### MATERIALS PROVIDED
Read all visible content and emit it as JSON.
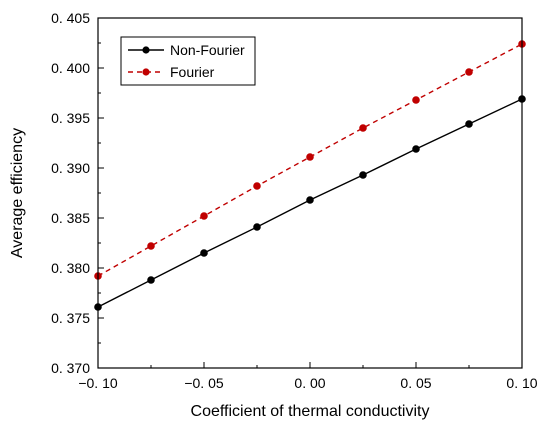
{
  "chart_data": {
    "type": "line",
    "title": "",
    "xlabel": "Coefficient of thermal conductivity",
    "ylabel": "Average efficiency",
    "xlim": [
      -0.1,
      0.1
    ],
    "ylim": [
      0.37,
      0.405
    ],
    "x_ticks": [
      -0.1,
      -0.05,
      0.0,
      0.05,
      0.1
    ],
    "x_tick_labels": [
      "−0. 10",
      "−0. 05",
      "0. 00",
      "0. 05",
      "0. 10"
    ],
    "y_ticks": [
      0.37,
      0.375,
      0.38,
      0.385,
      0.39,
      0.395,
      0.4,
      0.405
    ],
    "y_tick_labels": [
      "0. 370",
      "0. 375",
      "0. 380",
      "0. 385",
      "0. 390",
      "0. 395",
      "0. 400",
      "0. 405"
    ],
    "grid": false,
    "legend_position": "top-left",
    "x": [
      -0.1,
      -0.075,
      -0.05,
      -0.025,
      0.0,
      0.025,
      0.05,
      0.075,
      0.1
    ],
    "series": [
      {
        "name": "Non-Fourier",
        "color": "#000000",
        "line_style": "solid",
        "values": [
          0.3761,
          0.3788,
          0.3815,
          0.3841,
          0.3868,
          0.3893,
          0.3919,
          0.3944,
          0.3969
        ]
      },
      {
        "name": "Fourier",
        "color": "#c00000",
        "line_style": "dashed",
        "values": [
          0.3792,
          0.3822,
          0.3852,
          0.3882,
          0.3911,
          0.394,
          0.3968,
          0.3996,
          0.4024
        ]
      }
    ]
  }
}
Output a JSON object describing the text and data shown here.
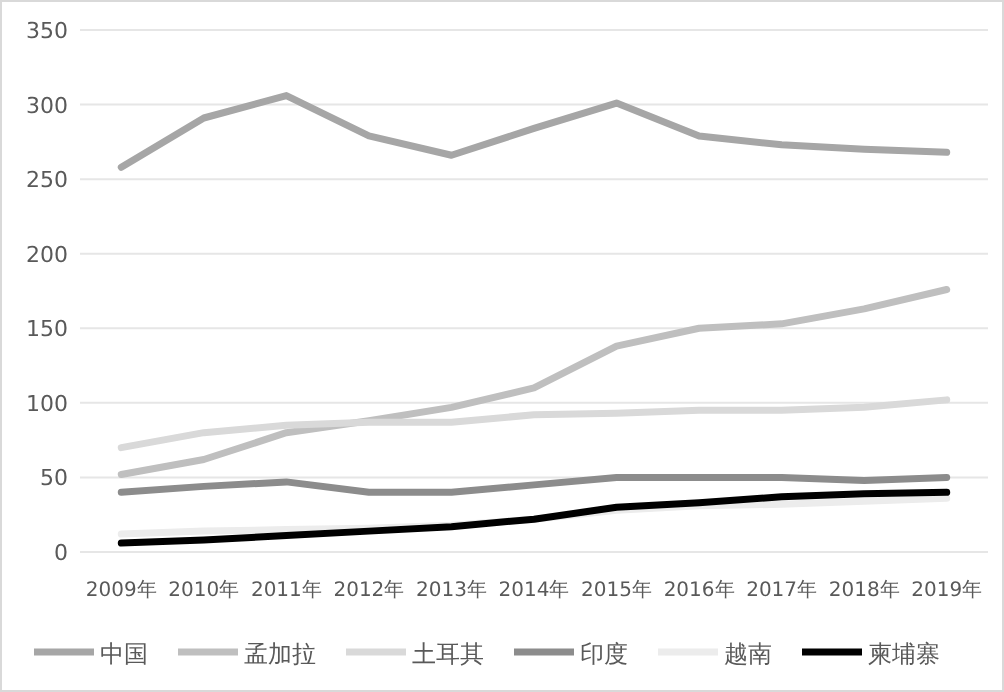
{
  "chart_data": {
    "type": "line",
    "categories": [
      "2009年",
      "2010年",
      "2011年",
      "2012年",
      "2013年",
      "2014年",
      "2015年",
      "2016年",
      "2017年",
      "2018年",
      "2019年"
    ],
    "series": [
      {
        "name": "中国",
        "color": "#a6a6a6",
        "values": [
          258,
          291,
          306,
          279,
          266,
          284,
          301,
          279,
          273,
          270,
          268
        ]
      },
      {
        "name": "孟加拉",
        "color": "#bfbfbf",
        "values": [
          52,
          62,
          80,
          88,
          97,
          110,
          138,
          150,
          153,
          163,
          176
        ]
      },
      {
        "name": "土耳其",
        "color": "#d9d9d9",
        "values": [
          70,
          80,
          85,
          87,
          87,
          92,
          93,
          95,
          95,
          97,
          102
        ]
      },
      {
        "name": "印度",
        "color": "#8c8c8c",
        "values": [
          40,
          44,
          47,
          40,
          40,
          45,
          50,
          50,
          50,
          48,
          50
        ]
      },
      {
        "name": "越南",
        "color": "#ececec",
        "values": [
          12,
          14,
          15,
          16,
          18,
          22,
          28,
          31,
          32,
          34,
          36
        ]
      },
      {
        "name": "柬埔寨",
        "color": "#000000",
        "values": [
          6,
          8,
          11,
          14,
          17,
          22,
          30,
          33,
          37,
          39,
          40
        ]
      }
    ],
    "ylim": [
      0,
      350
    ],
    "yticks": [
      0,
      50,
      100,
      150,
      200,
      250,
      300,
      350
    ],
    "grid": "y",
    "legend": "bottom",
    "marker": "none",
    "line_style": "solid"
  }
}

### WHAT YOU SHOULD DO
Say the number of lines in the listing that hold "color", with no added words.

### RESULT
8